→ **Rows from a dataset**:

|---|

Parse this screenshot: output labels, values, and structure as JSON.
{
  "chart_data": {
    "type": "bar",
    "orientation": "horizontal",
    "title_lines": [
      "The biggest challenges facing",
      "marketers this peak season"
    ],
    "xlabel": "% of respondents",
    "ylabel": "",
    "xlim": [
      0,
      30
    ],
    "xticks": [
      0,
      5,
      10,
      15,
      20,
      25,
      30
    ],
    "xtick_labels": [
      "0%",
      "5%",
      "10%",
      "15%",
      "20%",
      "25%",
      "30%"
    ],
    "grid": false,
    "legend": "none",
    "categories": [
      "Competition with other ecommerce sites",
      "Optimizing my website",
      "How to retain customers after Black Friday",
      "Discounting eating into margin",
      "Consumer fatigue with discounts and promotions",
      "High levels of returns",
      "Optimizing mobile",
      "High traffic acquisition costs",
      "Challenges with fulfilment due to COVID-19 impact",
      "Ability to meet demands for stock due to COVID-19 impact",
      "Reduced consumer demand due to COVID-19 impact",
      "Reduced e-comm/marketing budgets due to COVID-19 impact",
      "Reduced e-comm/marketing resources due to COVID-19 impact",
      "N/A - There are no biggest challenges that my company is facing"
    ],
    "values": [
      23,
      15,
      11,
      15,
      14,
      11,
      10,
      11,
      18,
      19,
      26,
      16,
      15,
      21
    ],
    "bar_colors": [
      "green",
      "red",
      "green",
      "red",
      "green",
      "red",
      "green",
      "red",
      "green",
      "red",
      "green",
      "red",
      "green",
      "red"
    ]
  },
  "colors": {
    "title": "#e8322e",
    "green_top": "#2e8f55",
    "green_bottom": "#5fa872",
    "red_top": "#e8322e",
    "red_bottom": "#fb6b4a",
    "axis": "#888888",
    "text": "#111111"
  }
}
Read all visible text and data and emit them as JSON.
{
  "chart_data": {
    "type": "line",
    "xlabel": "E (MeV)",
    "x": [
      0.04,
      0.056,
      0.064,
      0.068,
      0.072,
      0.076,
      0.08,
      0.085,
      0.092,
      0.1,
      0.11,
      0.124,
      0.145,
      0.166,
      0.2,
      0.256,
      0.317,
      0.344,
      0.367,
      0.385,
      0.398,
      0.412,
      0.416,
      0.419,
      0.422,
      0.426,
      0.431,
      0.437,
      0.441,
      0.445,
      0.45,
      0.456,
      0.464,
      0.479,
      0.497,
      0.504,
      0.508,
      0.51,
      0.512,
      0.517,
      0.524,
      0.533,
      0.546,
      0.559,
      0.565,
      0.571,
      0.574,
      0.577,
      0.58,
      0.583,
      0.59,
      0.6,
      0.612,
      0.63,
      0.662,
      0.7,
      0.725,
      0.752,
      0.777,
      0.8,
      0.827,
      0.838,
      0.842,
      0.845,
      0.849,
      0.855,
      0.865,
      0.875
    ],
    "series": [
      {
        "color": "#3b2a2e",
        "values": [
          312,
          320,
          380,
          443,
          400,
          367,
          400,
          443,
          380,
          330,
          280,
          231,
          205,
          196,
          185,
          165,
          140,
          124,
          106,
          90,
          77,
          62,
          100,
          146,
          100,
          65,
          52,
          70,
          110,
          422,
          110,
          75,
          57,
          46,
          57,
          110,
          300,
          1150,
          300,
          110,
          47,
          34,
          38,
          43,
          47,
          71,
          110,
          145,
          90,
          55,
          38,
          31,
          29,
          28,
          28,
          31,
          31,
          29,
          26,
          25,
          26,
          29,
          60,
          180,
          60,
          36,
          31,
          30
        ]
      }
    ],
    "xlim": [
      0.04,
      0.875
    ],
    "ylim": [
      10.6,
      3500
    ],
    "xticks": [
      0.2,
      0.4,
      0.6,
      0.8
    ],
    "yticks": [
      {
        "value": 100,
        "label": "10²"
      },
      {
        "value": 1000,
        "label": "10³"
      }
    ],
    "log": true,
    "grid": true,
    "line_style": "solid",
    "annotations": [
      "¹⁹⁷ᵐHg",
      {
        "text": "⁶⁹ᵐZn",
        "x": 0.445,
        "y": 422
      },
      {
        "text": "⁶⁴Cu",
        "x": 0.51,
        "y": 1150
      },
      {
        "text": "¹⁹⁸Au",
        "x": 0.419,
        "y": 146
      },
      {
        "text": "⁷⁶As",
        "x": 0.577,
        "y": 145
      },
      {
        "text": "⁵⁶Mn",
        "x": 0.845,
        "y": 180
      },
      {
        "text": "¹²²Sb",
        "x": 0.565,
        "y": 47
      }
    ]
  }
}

|---|

→ **EXERCISE**:
Note each line of the entries that has "with" in it, and copy those lines.

→ **THE RESPONSE**:
      "Competition with other ecommerce sites",
      "Consumer fatigue with discounts and promotions",
      "Challenges with fulfilment due to COVID-19 impact",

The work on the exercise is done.